Source data

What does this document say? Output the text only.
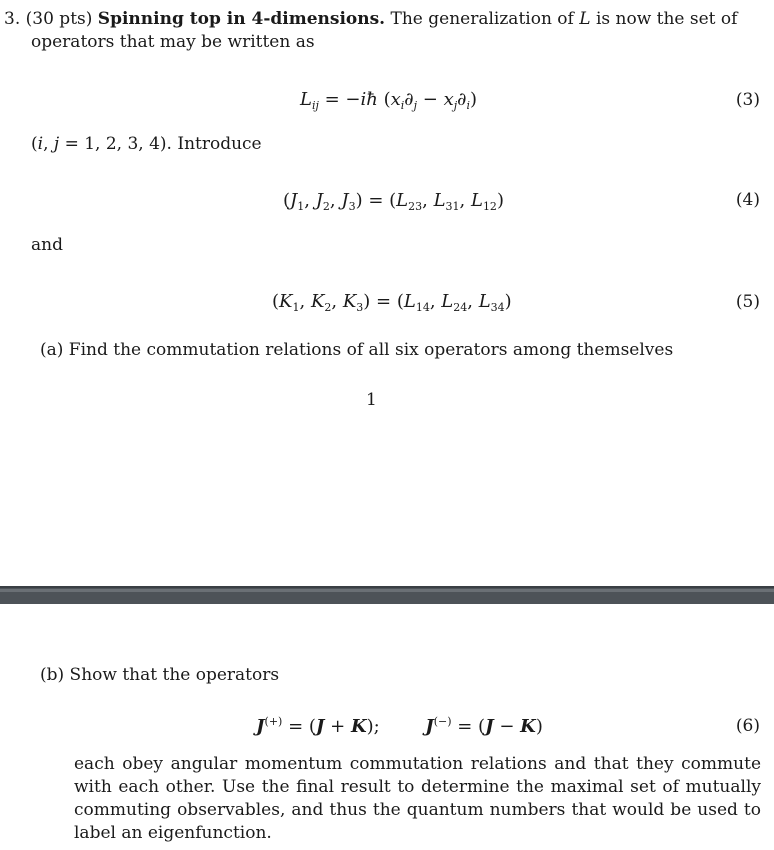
3. (30 pts) Spinning top in 4-dimensions. The generalization of L is now the set of
operators that may be written as
$L_{ij}$ = −iħ $(x_i\partial_j - x_j\partial_i)$	(3)
(i, j = 1, 2, 3, 4). Introduce
($J_1$, $J_2$, $J_3) = (L_{23}$, $L_{31}$, $L_{12}$)	(4)
and
($K_1$, $K_2$, $K_3) = (L_{14}$, $L_{24}$, $L_{34}$)	(5)
(a) Find the commutation relations of all six operators among themselves
1
(b) Show that the operators
J(+) = (J + K);	J(−) = (J − K)	(6)
each obey angular momentum commutation relations and that they commute with each other. Use the final result to determine the maximal set of mutually commuting observables, and thus the quantum numbers that would be used to label an eigenfunction.
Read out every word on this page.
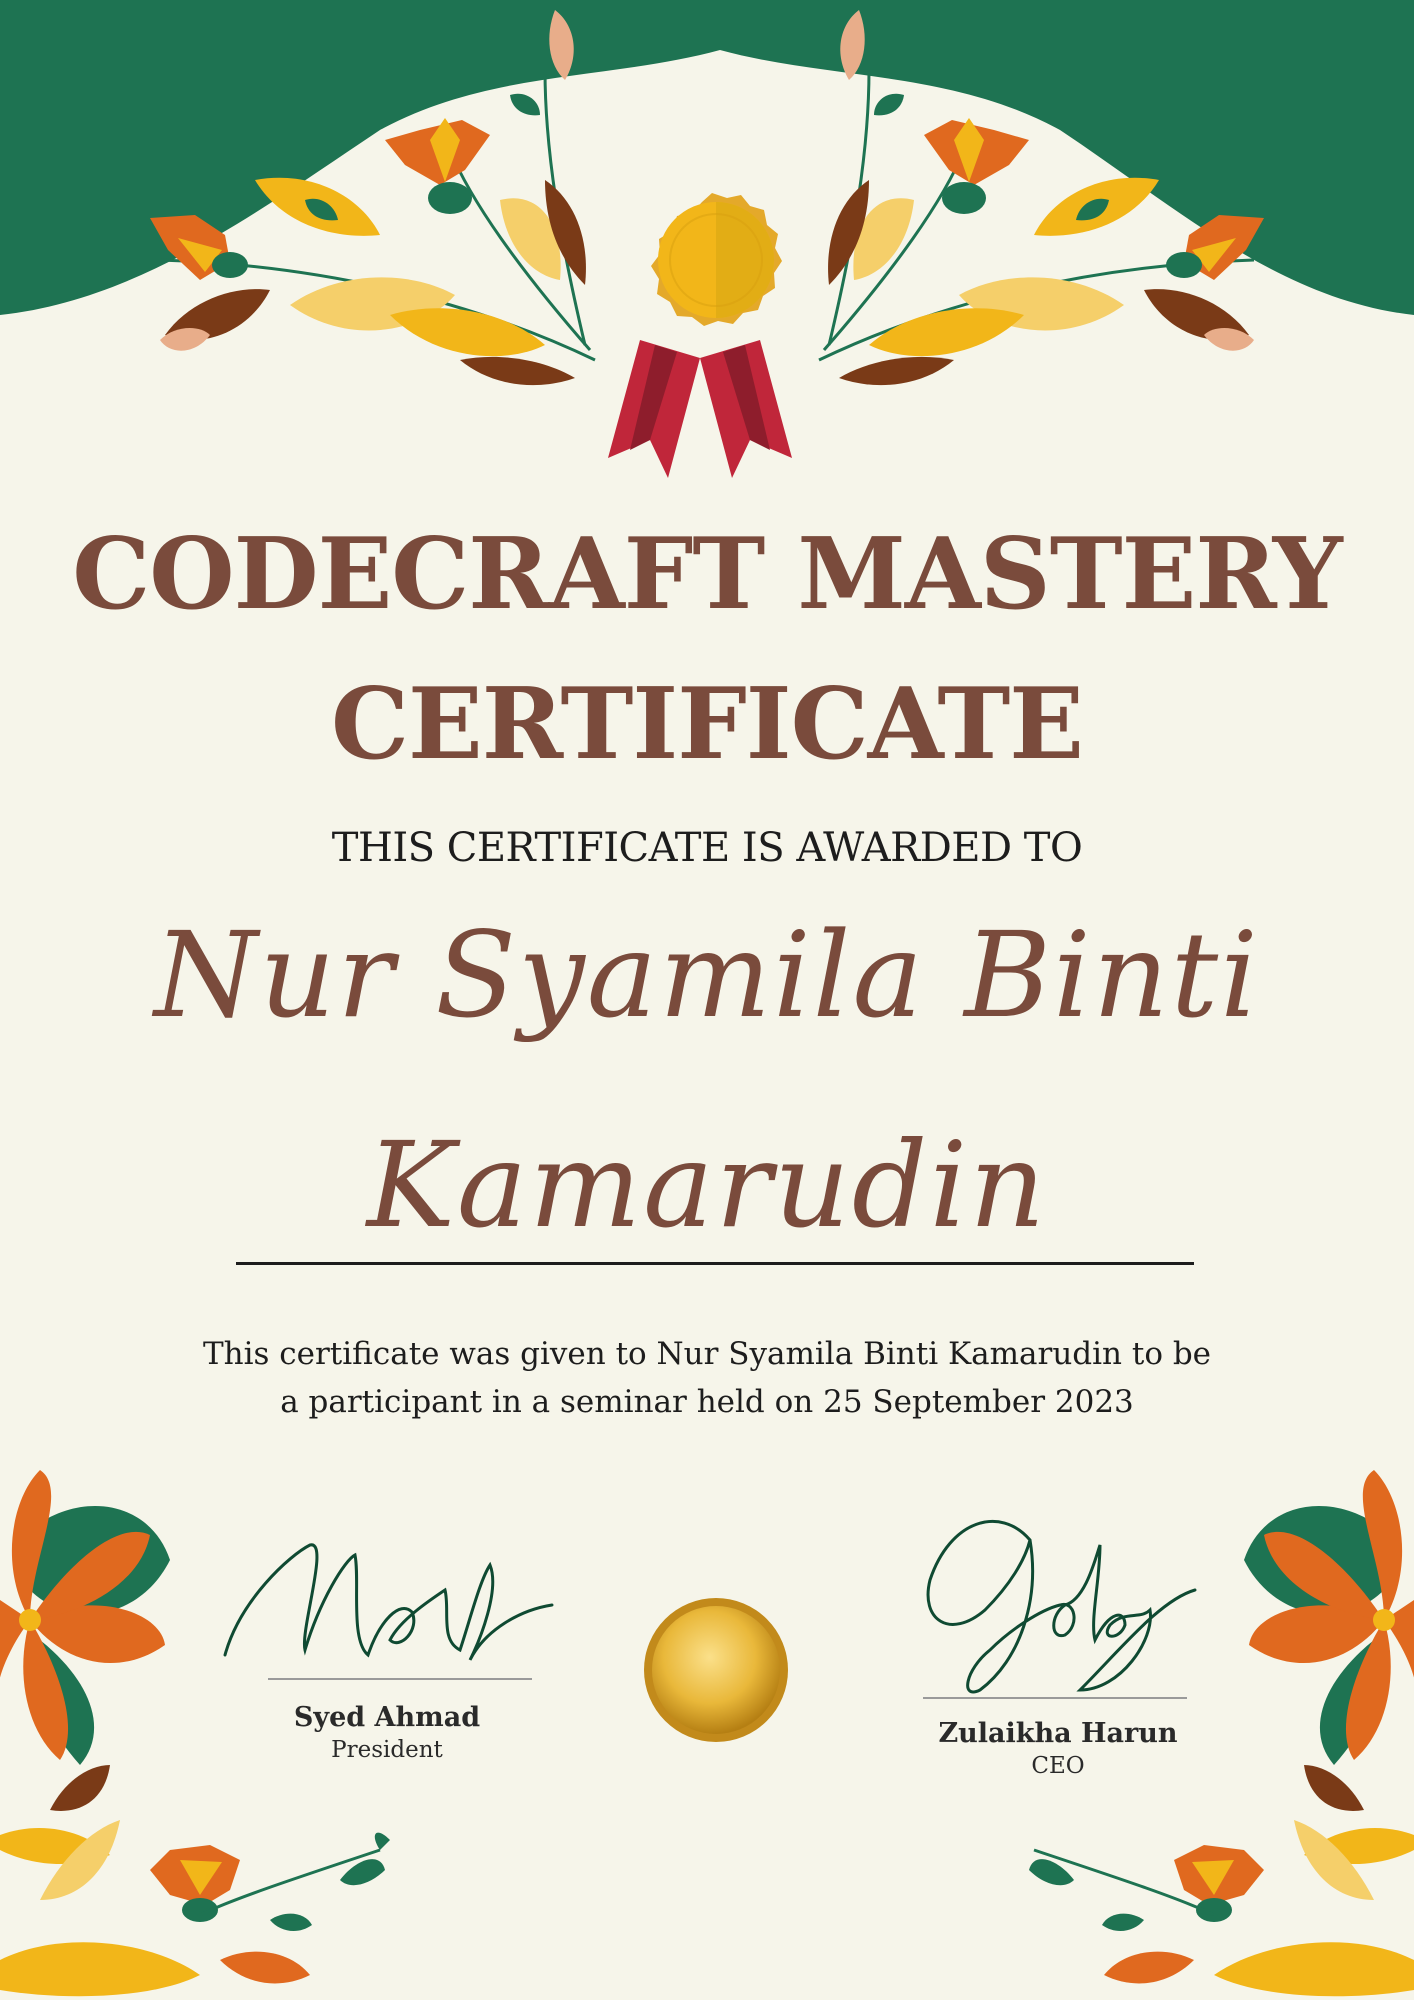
CODECRAFT MASTERY
CERTIFICATE
THIS CERTIFICATE IS AWARDED TO
Nur Syamila Binti
Kamarudin

This certificate was given to Nur Syamila Binti Kamarudin to be a participant in a seminar held on 25 September 2023

Syed Ahmad
President
Zulaikha Harun
CEO
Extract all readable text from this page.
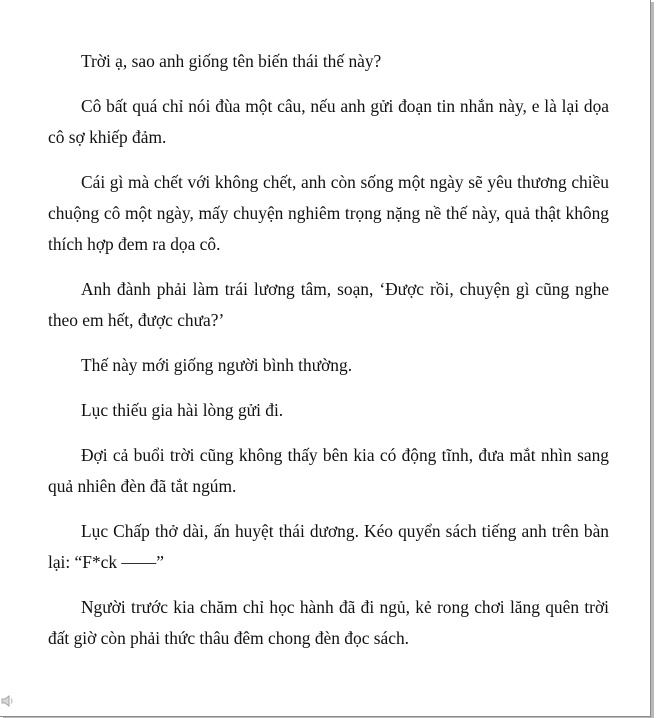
Trời ạ, sao anh giống tên biến thái thế này?

Cô bất quá chỉ nói đùa một câu, nếu anh gửi đoạn tin nhắn này, e là lại dọa cô sợ khiếp đảm.

Cái gì mà chết với không chết, anh còn sống một ngày sẽ yêu thương chiều chuộng cô một ngày, mấy chuyện nghiêm trọng nặng nề thế này, quả thật không thích hợp đem ra dọa cô.

Anh đành phải làm trái lương tâm, soạn, ‘Được rồi, chuyện gì cũng nghe theo em hết, được chưa?’

Thế này mới giống người bình thường.

Lục thiếu gia hài lòng gửi đi.

Đợi cả buổi trời cũng không thấy bên kia có động tĩnh, đưa mắt nhìn sang quả nhiên đèn đã tắt ngúm.

Lục Chấp thở dài, ấn huyệt thái dương. Kéo quyển sách tiếng anh trên bàn lại: “F*ck ——”

Người trước kia chăm chỉ học hành đã đi ngủ, kẻ rong chơi lăng quên trời đất giờ còn phải thức thâu đêm chong đèn đọc sách.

#### The task
Transcribe every entry word for word, but omit the pictures.

#### Final result
What does this document say? Output the text only.
3. (30 pts) Spinning top in 4-dimensions. The generalization of L is now the set of
operators that may be written as
$L_{ij}$ = −iħ $(x_i\partial_j - x_j\partial_i)$	(3)
(i, j = 1, 2, 3, 4). Introduce
($J_1$, $J_2$, $J_3) = (L_{23}$, $L_{31}$, $L_{12}$)	(4)
and
($K_1$, $K_2$, $K_3) = (L_{14}$, $L_{24}$, $L_{34}$)	(5)
(a) Find the commutation relations of all six operators among themselves
1
(b) Show that the operators
J(+) = (J + K);	J(−) = (J − K)	(6)
each obey angular momentum commutation relations and that they commute with each other. Use the final result to determine the maximal set of mutually commuting observables, and thus the quantum numbers that would be used to label an eigenfunction.
Read out every word on this page.
CODECRAFT MASTERY
CERTIFICATE
THIS CERTIFICATE IS AWARDED TO
Nur Syamila Binti
Kamarudin

This certificate was given to Nur Syamila Binti Kamarudin to be a participant in a seminar held on 25 September 2023

Syed Ahmad
President
Zulaikha Harun
CEO
Extract all readable text from this page.
Trời ạ, sao anh giống tên biến thái thế này?

Cô bất quá chỉ nói đùa một câu, nếu anh gửi đoạn tin nhắn này, e là lại dọa cô sợ khiếp đảm.

Cái gì mà chết với không chết, anh còn sống một ngày sẽ yêu thương chiều chuộng cô một ngày, mấy chuyện nghiêm trọng nặng nề thế này, quả thật không thích hợp đem ra dọa cô.

Anh đành phải làm trái lương tâm, soạn, ‘Được rồi, chuyện gì cũng nghe theo em hết, được chưa?’

Thế này mới giống người bình thường.

Lục thiếu gia hài lòng gửi đi.

Đợi cả buổi trời cũng không thấy bên kia có động tĩnh, đưa mắt nhìn sang quả nhiên đèn đã tắt ngúm.

Lục Chấp thở dài, ấn huyệt thái dương. Kéo quyển sách tiếng anh trên bàn lại: “F*ck ——”

Người trước kia chăm chỉ học hành đã đi ngủ, kẻ rong chơi lăng quên trời đất giờ còn phải thức thâu đêm chong đèn đọc sách.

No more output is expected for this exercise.